What you will do
Omit every picture and output the rest of the records exactly as they are.

Dataset extract
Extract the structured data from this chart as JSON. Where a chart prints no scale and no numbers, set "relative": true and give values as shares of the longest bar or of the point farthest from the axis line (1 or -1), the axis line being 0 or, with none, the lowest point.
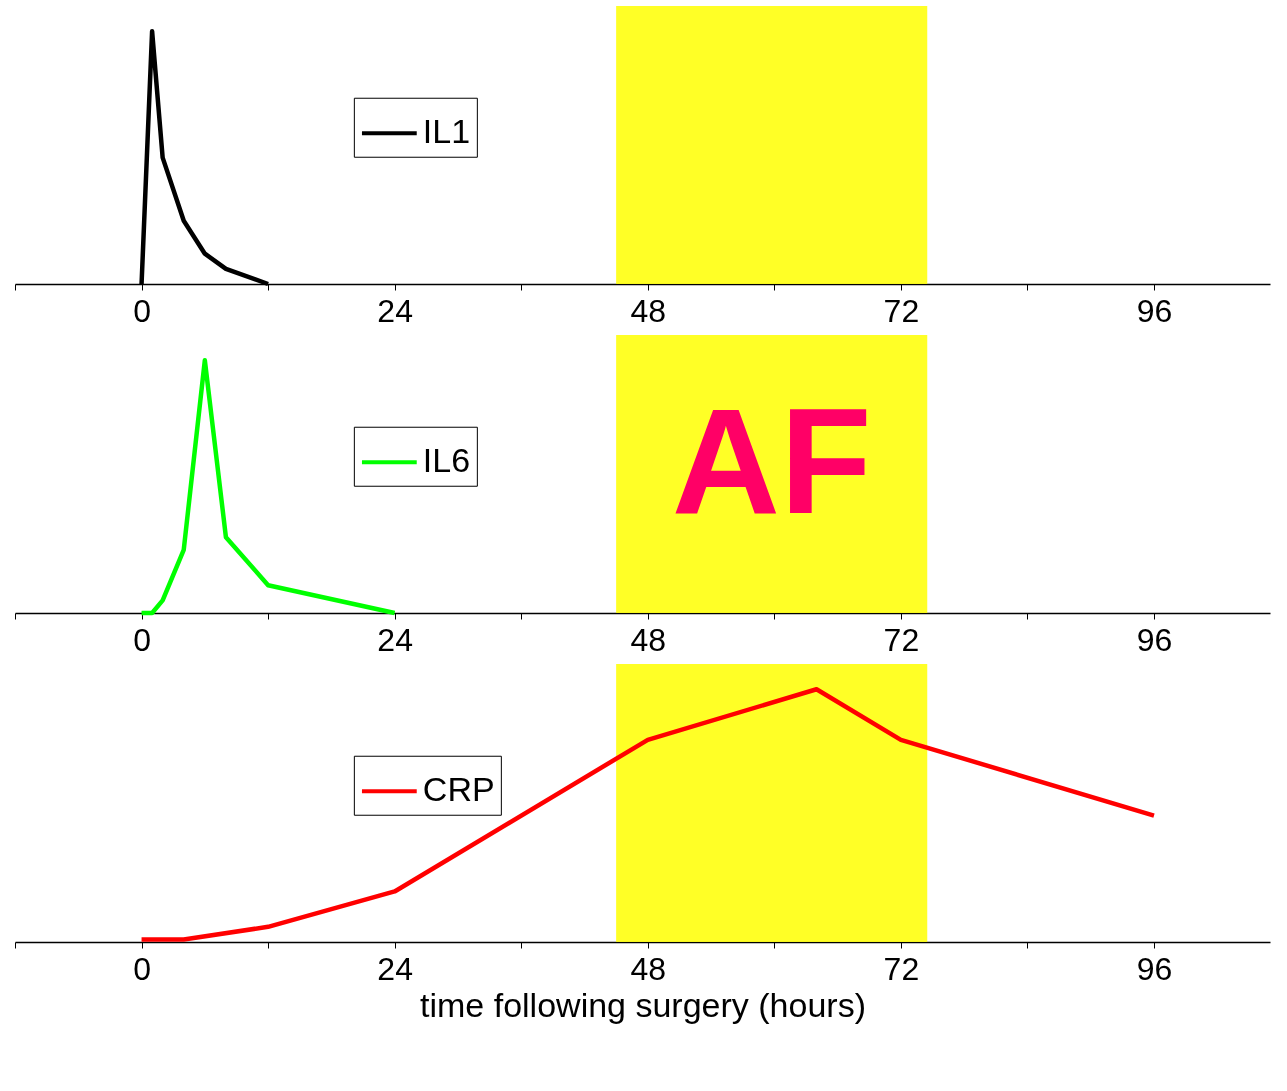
{
  "chart_data": [
    {
      "type": "line",
      "relative": true,
      "x": [
        0,
        1,
        2,
        4,
        6,
        8,
        12
      ],
      "series": [
        {
          "name": "IL1",
          "color": "#000000",
          "values": [
            0,
            1,
            0.5,
            0.25,
            0.12,
            0.06,
            0
          ]
        }
      ],
      "xlim": [
        -12,
        107
      ],
      "xticks": [
        {
          "value": -12,
          "label": null
        },
        0,
        {
          "value": 12,
          "label": null
        },
        24,
        {
          "value": 36,
          "label": null
        },
        48,
        {
          "value": 60,
          "label": null
        },
        72,
        {
          "value": 84,
          "label": null
        },
        96
      ],
      "legend": "top",
      "grid": false,
      "bands": [
        {
          "axis": "x",
          "from": 45,
          "to": 74.5,
          "color": "#ffff00"
        }
      ]
    },
    {
      "type": "line",
      "relative": true,
      "x": [
        0,
        1,
        2,
        4,
        6,
        8,
        12,
        24
      ],
      "series": [
        {
          "name": "IL6",
          "color": "#00ff00",
          "values": [
            0,
            0,
            0.05,
            0.25,
            1,
            0.3,
            0.11,
            0
          ]
        }
      ],
      "xlim": [
        -12,
        107
      ],
      "xticks": [
        {
          "value": -12,
          "label": null
        },
        0,
        {
          "value": 12,
          "label": null
        },
        24,
        {
          "value": 36,
          "label": null
        },
        48,
        {
          "value": 60,
          "label": null
        },
        72,
        {
          "value": 84,
          "label": null
        },
        96
      ],
      "legend": "top",
      "grid": false,
      "bands": [
        {
          "axis": "x",
          "from": 45,
          "to": 74.5,
          "color": "#ffff00",
          "label": "AF"
        }
      ]
    },
    {
      "type": "line",
      "relative": true,
      "x": [
        0,
        4,
        12,
        24,
        48,
        64,
        72,
        96
      ],
      "series": [
        {
          "name": "CRP",
          "color": "#ff0000",
          "values": [
            0.01,
            0.01,
            0.06,
            0.2,
            0.8,
            1,
            0.8,
            0.5
          ]
        }
      ],
      "xlim": [
        -12,
        107
      ],
      "xticks": [
        {
          "value": -12,
          "label": null
        },
        0,
        {
          "value": 12,
          "label": null
        },
        24,
        {
          "value": 36,
          "label": null
        },
        48,
        {
          "value": 60,
          "label": null
        },
        72,
        {
          "value": 84,
          "label": null
        },
        96
      ],
      "xlabel": "time following surgery (hours)",
      "legend": "top",
      "grid": false,
      "bands": [
        {
          "axis": "x",
          "from": 45,
          "to": 74.5,
          "color": "#ffff00"
        }
      ]
    }
  ]
}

Result
Extract the structured data from this chart as JSON. Where a chart prints no scale and no numbers, set "relative": true and give values as shares of the longest bar or of the point farthest from the axis line (1 or -1), the axis line being 0 or, with none, the lowest point.
{
  "chart_data": [
    {
      "type": "line",
      "relative": true,
      "x": [
        0,
        1,
        2,
        4,
        6,
        8,
        12
      ],
      "series": [
        {
          "name": "IL1",
          "color": "#000000",
          "values": [
            0,
            1,
            0.5,
            0.25,
            0.12,
            0.06,
            0
          ]
        }
      ],
      "xlim": [
        -12,
        107
      ],
      "xticks": [
        {
          "value": -12,
          "label": null
        },
        0,
        {
          "value": 12,
          "label": null
        },
        24,
        {
          "value": 36,
          "label": null
        },
        48,
        {
          "value": 60,
          "label": null
        },
        72,
        {
          "value": 84,
          "label": null
        },
        96
      ],
      "legend": "top",
      "grid": false,
      "bands": [
        {
          "axis": "x",
          "from": 45,
          "to": 74.5,
          "color": "#ffff00"
        }
      ]
    },
    {
      "type": "line",
      "relative": true,
      "x": [
        0,
        1,
        2,
        4,
        6,
        8,
        12,
        24
      ],
      "series": [
        {
          "name": "IL6",
          "color": "#00ff00",
          "values": [
            0,
            0,
            0.05,
            0.25,
            1,
            0.3,
            0.11,
            0
          ]
        }
      ],
      "xlim": [
        -12,
        107
      ],
      "xticks": [
        {
          "value": -12,
          "label": null
        },
        0,
        {
          "value": 12,
          "label": null
        },
        24,
        {
          "value": 36,
          "label": null
        },
        48,
        {
          "value": 60,
          "label": null
        },
        72,
        {
          "value": 84,
          "label": null
        },
        96
      ],
      "legend": "top",
      "grid": false,
      "bands": [
        {
          "axis": "x",
          "from": 45,
          "to": 74.5,
          "color": "#ffff00",
          "label": "AF"
        }
      ]
    },
    {
      "type": "line",
      "relative": true,
      "x": [
        0,
        4,
        12,
        24,
        48,
        64,
        72,
        96
      ],
      "series": [
        {
          "name": "CRP",
          "color": "#ff0000",
          "values": [
            0.01,
            0.01,
            0.06,
            0.2,
            0.8,
            1,
            0.8,
            0.5
          ]
        }
      ],
      "xlim": [
        -12,
        107
      ],
      "xticks": [
        {
          "value": -12,
          "label": null
        },
        0,
        {
          "value": 12,
          "label": null
        },
        24,
        {
          "value": 36,
          "label": null
        },
        48,
        {
          "value": 60,
          "label": null
        },
        72,
        {
          "value": 84,
          "label": null
        },
        96
      ],
      "xlabel": "time following surgery (hours)",
      "legend": "top",
      "grid": false,
      "bands": [
        {
          "axis": "x",
          "from": 45,
          "to": 74.5,
          "color": "#ffff00"
        }
      ]
    }
  ]
}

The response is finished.